» **Data entries**:
-------

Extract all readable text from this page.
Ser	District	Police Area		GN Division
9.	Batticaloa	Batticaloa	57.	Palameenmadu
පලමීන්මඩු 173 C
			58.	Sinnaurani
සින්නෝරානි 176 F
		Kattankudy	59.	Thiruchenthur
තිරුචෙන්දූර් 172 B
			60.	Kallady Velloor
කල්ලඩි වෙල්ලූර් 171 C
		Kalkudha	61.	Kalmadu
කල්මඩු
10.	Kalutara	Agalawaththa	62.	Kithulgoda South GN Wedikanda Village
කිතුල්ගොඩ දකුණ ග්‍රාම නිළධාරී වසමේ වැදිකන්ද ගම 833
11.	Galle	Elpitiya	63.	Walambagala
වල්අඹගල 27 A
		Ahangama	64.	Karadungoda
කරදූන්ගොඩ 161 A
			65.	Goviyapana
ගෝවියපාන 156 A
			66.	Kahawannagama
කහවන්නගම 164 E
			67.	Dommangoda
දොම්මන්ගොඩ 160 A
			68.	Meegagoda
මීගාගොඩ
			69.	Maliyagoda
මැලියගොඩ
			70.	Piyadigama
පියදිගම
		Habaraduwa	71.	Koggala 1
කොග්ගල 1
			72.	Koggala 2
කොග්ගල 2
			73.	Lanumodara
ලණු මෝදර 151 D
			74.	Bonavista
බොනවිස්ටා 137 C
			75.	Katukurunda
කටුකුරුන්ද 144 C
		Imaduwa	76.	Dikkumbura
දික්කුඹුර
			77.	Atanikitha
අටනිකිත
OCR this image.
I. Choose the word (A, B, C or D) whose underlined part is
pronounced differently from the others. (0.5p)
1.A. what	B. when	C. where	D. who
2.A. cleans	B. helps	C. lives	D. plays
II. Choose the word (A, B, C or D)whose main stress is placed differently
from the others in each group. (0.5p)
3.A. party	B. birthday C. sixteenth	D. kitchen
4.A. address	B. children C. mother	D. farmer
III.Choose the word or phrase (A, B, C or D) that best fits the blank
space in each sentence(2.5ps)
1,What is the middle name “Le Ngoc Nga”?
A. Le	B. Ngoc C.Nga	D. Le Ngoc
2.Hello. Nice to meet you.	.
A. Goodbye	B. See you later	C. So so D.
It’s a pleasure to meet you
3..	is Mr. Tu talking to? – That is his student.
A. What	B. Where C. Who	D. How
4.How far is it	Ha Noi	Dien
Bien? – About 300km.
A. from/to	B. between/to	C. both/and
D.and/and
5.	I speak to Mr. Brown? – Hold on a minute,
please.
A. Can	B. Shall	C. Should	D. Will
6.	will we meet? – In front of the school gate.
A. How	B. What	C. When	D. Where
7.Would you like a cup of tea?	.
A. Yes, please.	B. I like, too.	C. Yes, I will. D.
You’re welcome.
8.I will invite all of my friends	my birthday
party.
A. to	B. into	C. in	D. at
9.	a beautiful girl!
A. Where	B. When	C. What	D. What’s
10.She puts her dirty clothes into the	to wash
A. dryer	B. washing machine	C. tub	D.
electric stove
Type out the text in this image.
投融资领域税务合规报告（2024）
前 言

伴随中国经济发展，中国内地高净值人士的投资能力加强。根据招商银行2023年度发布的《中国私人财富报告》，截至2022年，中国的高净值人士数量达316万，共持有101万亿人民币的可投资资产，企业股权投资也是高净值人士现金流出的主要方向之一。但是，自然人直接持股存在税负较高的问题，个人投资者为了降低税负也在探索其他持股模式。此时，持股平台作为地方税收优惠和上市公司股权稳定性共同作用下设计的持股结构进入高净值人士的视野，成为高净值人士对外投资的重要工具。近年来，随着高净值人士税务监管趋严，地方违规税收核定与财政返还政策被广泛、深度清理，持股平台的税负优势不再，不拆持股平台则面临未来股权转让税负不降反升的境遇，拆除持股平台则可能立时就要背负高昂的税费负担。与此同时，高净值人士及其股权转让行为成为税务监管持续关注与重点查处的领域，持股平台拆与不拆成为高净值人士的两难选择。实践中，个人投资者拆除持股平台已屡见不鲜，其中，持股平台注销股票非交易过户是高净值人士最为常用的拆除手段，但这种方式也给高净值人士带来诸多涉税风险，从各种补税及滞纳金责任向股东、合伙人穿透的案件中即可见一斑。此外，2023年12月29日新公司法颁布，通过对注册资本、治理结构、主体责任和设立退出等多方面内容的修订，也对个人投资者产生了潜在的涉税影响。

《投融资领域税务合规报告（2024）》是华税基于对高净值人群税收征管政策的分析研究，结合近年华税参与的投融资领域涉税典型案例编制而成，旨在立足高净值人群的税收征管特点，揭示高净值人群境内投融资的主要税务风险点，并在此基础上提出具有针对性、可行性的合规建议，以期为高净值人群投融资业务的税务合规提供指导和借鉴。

-------

» **Given task**: Give back exactly the lines from the line containing "Type out the text in this image." to the end of the entries, and no other lines.

» **Exercise output**:
Type out the text in this image.
投融资领域税务合规报告（2024）
前 言

伴随中国经济发展，中国内地高净值人士的投资能力加强。根据招商银行2023年度发布的《中国私人财富报告》，截至2022年，中国的高净值人士数量达316万，共持有101万亿人民币的可投资资产，企业股权投资也是高净值人士现金流出的主要方向之一。但是，自然人直接持股存在税负较高的问题，个人投资者为了降低税负也在探索其他持股模式。此时，持股平台作为地方税收优惠和上市公司股权稳定性共同作用下设计的持股结构进入高净值人士的视野，成为高净值人士对外投资的重要工具。近年来，随着高净值人士税务监管趋严，地方违规税收核定与财政返还政策被广泛、深度清理，持股平台的税负优势不再，不拆持股平台则面临未来股权转让税负不降反升的境遇，拆除持股平台则可能立时就要背负高昂的税费负担。与此同时，高净值人士及其股权转让行为成为税务监管持续关注与重点查处的领域，持股平台拆与不拆成为高净值人士的两难选择。实践中，个人投资者拆除持股平台已屡见不鲜，其中，持股平台注销股票非交易过户是高净值人士最为常用的拆除手段，但这种方式也给高净值人士带来诸多涉税风险，从各种补税及滞纳金责任向股东、合伙人穿透的案件中即可见一斑。此外，2023年12月29日新公司法颁布，通过对注册资本、治理结构、主体责任和设立退出等多方面内容的修订，也对个人投资者产生了潜在的涉税影响。

《投融资领域税务合规报告（2024）》是华税基于对高净值人群税收征管政策的分析研究，结合近年华税参与的投融资领域涉税典型案例编制而成，旨在立足高净值人群的税收征管特点，揭示高净值人群境内投融资的主要税务风险点，并在此基础上提出具有针对性、可行性的合规建议，以期为高净值人群投融资业务的税务合规提供指导和借鉴。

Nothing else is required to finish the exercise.